## What the exercise asks
Output the entries word for word. Omit images.

** BEGIN Entries provided **

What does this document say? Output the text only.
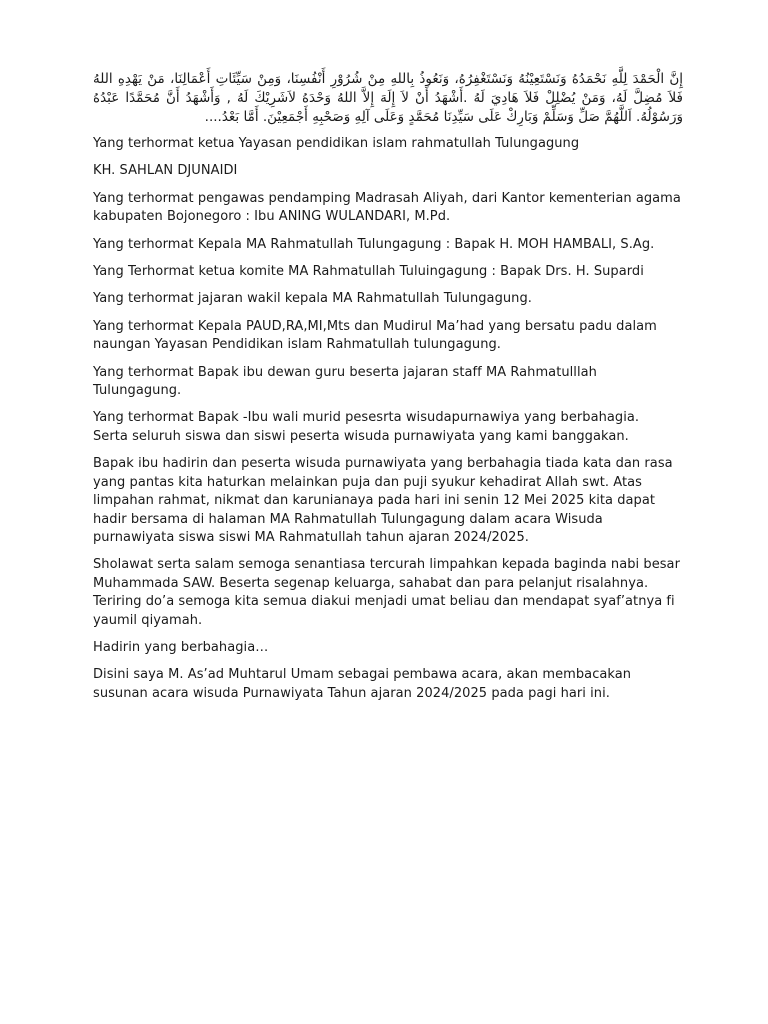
إِنَّ الْحَمْدَ لِلَّهِ نَحْمَدُهُ وَنَسْتَعِيْنُهُ وَنَسْتَغْفِرُهُ، وَنَعُوذُ بِاللهِ مِنْ شُرُوْرِ أَنْفُسِنَا، وَمِنْ سَيِّئَاتِ أَعْمَالِنَا، مَنْ يَهْدِهِ اللهُ فَلاَ مُضِلَّ لَهُ، وَمَنْ يُضْلِلْ فَلاَ هَادِيَ لَهُ .أَشْهَدُ أَنْ لاَ إِلَهَ إِلاَّ اللهُ وَحْدَهُ لاَشَرِيْكَ لَهُ , وَأَشْهَدُ أَنَّ مُحَمَّدًا عَبْدُهُ وَرَسُوْلُهُ. اَللَّهُمَّ صَلِّ وَسَلِّمْ وَبَارِكْ عَلَى سَيِّدِنَا مُحَمَّدٍ وَعَلَى آلِهِ وَصَحْبِهِ أَجْمَعِيْنَ. أَمَّا بَعْدُ....

Yang terhormat ketua Yayasan pendidikan islam rahmatullah Tulungagung

KH. SAHLAN DJUNAIDI

Yang terhormat pengawas pendamping Madrasah Aliyah, dari Kantor kementerian agama kabupaten Bojonegoro : Ibu ANING WULANDARI, M.Pd.

Yang terhormat Kepala MA Rahmatullah Tulungagung : Bapak H. MOH HAMBALI, S.Ag.

Yang Terhormat ketua komite MA Rahmatullah Tuluingagung : Bapak Drs. H. Supardi

Yang terhormat jajaran wakil kepala MA Rahmatullah Tulungagung.

Yang terhormat Kepala PAUD,RA,MI,Mts dan Mudirul Ma’had yang bersatu padu dalam naungan Yayasan Pendidikan islam Rahmatullah tulungagung.

Yang terhormat Bapak ibu dewan guru beserta jajaran staff MA Rahmatulllah Tulungagung.

Yang terhormat Bapak -Ibu wali murid pesesrta wisudapurnawiya yang berbahagia.
Serta seluruh siswa dan siswi peserta wisuda purnawiyata yang kami banggakan.

Bapak ibu hadirin dan peserta wisuda purnawiyata yang berbahagia tiada kata dan rasa yang pantas kita haturkan melainkan puja dan puji syukur kehadirat Allah swt. Atas limpahan rahmat, nikmat dan karunianaya pada hari ini senin 12 Mei 2025 kita dapat hadir bersama di halaman MA Rahmatullah Tulungagung dalam acara Wisuda purnawiyata siswa siswi MA Rahmatullah tahun ajaran 2024/2025.

Sholawat serta salam semoga senantiasa tercurah limpahkan kepada baginda nabi besar Muhammada SAW. Beserta segenap keluarga, sahabat dan para pelanjut risalahnya. Teriring do’a semoga kita semua diakui menjadi umat beliau dan mendapat syaf’atnya fi yaumil qiyamah.

Hadirin yang berbahagia…

Disini saya M. As’ad Muhtarul Umam sebagai pembawa acara, akan membacakan susunan acara wisuda Purnawiyata Tahun ajaran 2024/2025 pada pagi hari ini.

** END Entries provided **

## Solution to this problem
What does this document say? Output the text only.
إِنَّ الْحَمْدَ لِلَّهِ نَحْمَدُهُ وَنَسْتَعِيْنُهُ وَنَسْتَغْفِرُهُ، وَنَعُوذُ بِاللهِ مِنْ شُرُوْرِ أَنْفُسِنَا، وَمِنْ سَيِّئَاتِ أَعْمَالِنَا، مَنْ يَهْدِهِ اللهُ فَلاَ مُضِلَّ لَهُ، وَمَنْ يُضْلِلْ فَلاَ هَادِيَ لَهُ .أَشْهَدُ أَنْ لاَ إِلَهَ إِلاَّ اللهُ وَحْدَهُ لاَشَرِيْكَ لَهُ , وَأَشْهَدُ أَنَّ مُحَمَّدًا عَبْدُهُ وَرَسُوْلُهُ. اَللَّهُمَّ صَلِّ وَسَلِّمْ وَبَارِكْ عَلَى سَيِّدِنَا مُحَمَّدٍ وَعَلَى آلِهِ وَصَحْبِهِ أَجْمَعِيْنَ. أَمَّا بَعْدُ....

Yang terhormat ketua Yayasan pendidikan islam rahmatullah Tulungagung

KH. SAHLAN DJUNAIDI

Yang terhormat pengawas pendamping Madrasah Aliyah, dari Kantor kementerian agama kabupaten Bojonegoro : Ibu ANING WULANDARI, M.Pd.

Yang terhormat Kepala MA Rahmatullah Tulungagung : Bapak H. MOH HAMBALI, S.Ag.

Yang Terhormat ketua komite MA Rahmatullah Tuluingagung : Bapak Drs. H. Supardi

Yang terhormat jajaran wakil kepala MA Rahmatullah Tulungagung.

Yang terhormat Kepala PAUD,RA,MI,Mts dan Mudirul Ma’had yang bersatu padu dalam naungan Yayasan Pendidikan islam Rahmatullah tulungagung.

Yang terhormat Bapak ibu dewan guru beserta jajaran staff MA Rahmatulllah Tulungagung.

Yang terhormat Bapak -Ibu wali murid pesesrta wisudapurnawiya yang berbahagia.
Serta seluruh siswa dan siswi peserta wisuda purnawiyata yang kami banggakan.

Bapak ibu hadirin dan peserta wisuda purnawiyata yang berbahagia tiada kata dan rasa yang pantas kita haturkan melainkan puja dan puji syukur kehadirat Allah swt. Atas limpahan rahmat, nikmat dan karunianaya pada hari ini senin 12 Mei 2025 kita dapat hadir bersama di halaman MA Rahmatullah Tulungagung dalam acara Wisuda purnawiyata siswa siswi MA Rahmatullah tahun ajaran 2024/2025.

Sholawat serta salam semoga senantiasa tercurah limpahkan kepada baginda nabi besar Muhammada SAW. Beserta segenap keluarga, sahabat dan para pelanjut risalahnya. Teriring do’a semoga kita semua diakui menjadi umat beliau dan mendapat syaf’atnya fi yaumil qiyamah.

Hadirin yang berbahagia…

Disini saya M. As’ad Muhtarul Umam sebagai pembawa acara, akan membacakan susunan acara wisuda Purnawiyata Tahun ajaran 2024/2025 pada pagi hari ini.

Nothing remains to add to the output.